• REQUIRED TASK
Transcribe the records below in full; pictures stay out of the copy.

• INPUT ROWS
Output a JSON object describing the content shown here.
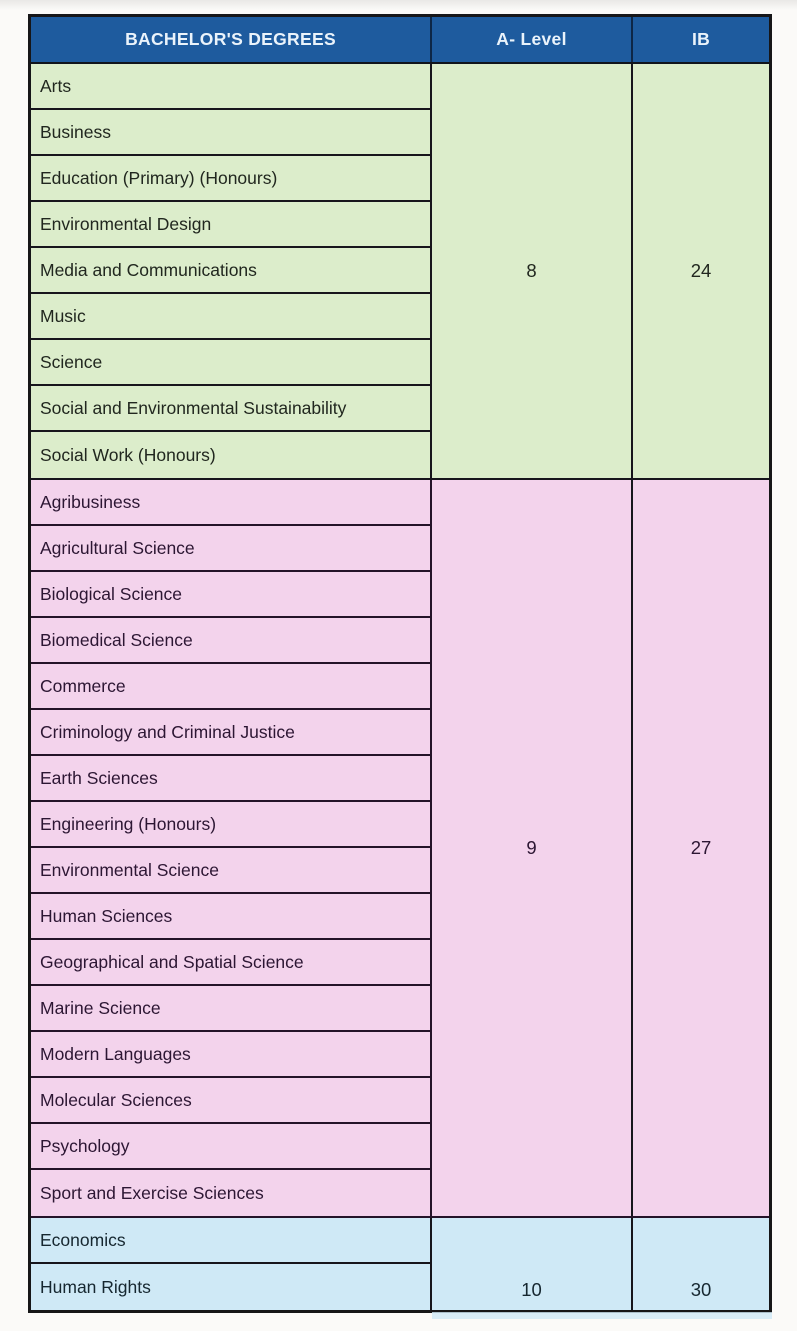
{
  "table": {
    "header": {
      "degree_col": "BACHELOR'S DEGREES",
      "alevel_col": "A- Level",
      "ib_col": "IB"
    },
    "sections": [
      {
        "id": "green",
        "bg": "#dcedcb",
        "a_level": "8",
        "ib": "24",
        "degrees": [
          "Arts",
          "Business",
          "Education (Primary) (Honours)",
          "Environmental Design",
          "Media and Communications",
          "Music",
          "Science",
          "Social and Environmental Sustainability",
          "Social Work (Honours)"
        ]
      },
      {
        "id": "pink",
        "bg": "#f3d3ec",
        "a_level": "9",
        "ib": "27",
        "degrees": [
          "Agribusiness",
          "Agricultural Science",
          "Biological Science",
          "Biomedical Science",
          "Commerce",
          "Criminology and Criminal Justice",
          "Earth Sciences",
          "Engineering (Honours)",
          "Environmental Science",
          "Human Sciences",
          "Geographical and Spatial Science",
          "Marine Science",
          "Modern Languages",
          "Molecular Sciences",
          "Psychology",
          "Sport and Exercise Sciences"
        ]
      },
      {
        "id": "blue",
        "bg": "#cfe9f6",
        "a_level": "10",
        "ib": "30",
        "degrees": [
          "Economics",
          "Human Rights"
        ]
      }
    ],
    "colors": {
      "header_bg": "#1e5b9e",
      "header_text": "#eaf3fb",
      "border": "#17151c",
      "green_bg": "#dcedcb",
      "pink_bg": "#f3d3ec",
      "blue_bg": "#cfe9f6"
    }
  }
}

• RESULT OF THIS TASK
Output a JSON object describing the content shown here.
{
  "table": {
    "header": {
      "degree_col": "BACHELOR'S DEGREES",
      "alevel_col": "A- Level",
      "ib_col": "IB"
    },
    "sections": [
      {
        "id": "green",
        "bg": "#dcedcb",
        "a_level": "8",
        "ib": "24",
        "degrees": [
          "Arts",
          "Business",
          "Education (Primary) (Honours)",
          "Environmental Design",
          "Media and Communications",
          "Music",
          "Science",
          "Social and Environmental Sustainability",
          "Social Work (Honours)"
        ]
      },
      {
        "id": "pink",
        "bg": "#f3d3ec",
        "a_level": "9",
        "ib": "27",
        "degrees": [
          "Agribusiness",
          "Agricultural Science",
          "Biological Science",
          "Biomedical Science",
          "Commerce",
          "Criminology and Criminal Justice",
          "Earth Sciences",
          "Engineering (Honours)",
          "Environmental Science",
          "Human Sciences",
          "Geographical and Spatial Science",
          "Marine Science",
          "Modern Languages",
          "Molecular Sciences",
          "Psychology",
          "Sport and Exercise Sciences"
        ]
      },
      {
        "id": "blue",
        "bg": "#cfe9f6",
        "a_level": "10",
        "ib": "30",
        "degrees": [
          "Economics",
          "Human Rights"
        ]
      }
    ],
    "colors": {
      "header_bg": "#1e5b9e",
      "header_text": "#eaf3fb",
      "border": "#17151c",
      "green_bg": "#dcedcb",
      "pink_bg": "#f3d3ec",
      "blue_bg": "#cfe9f6"
    }
  }
}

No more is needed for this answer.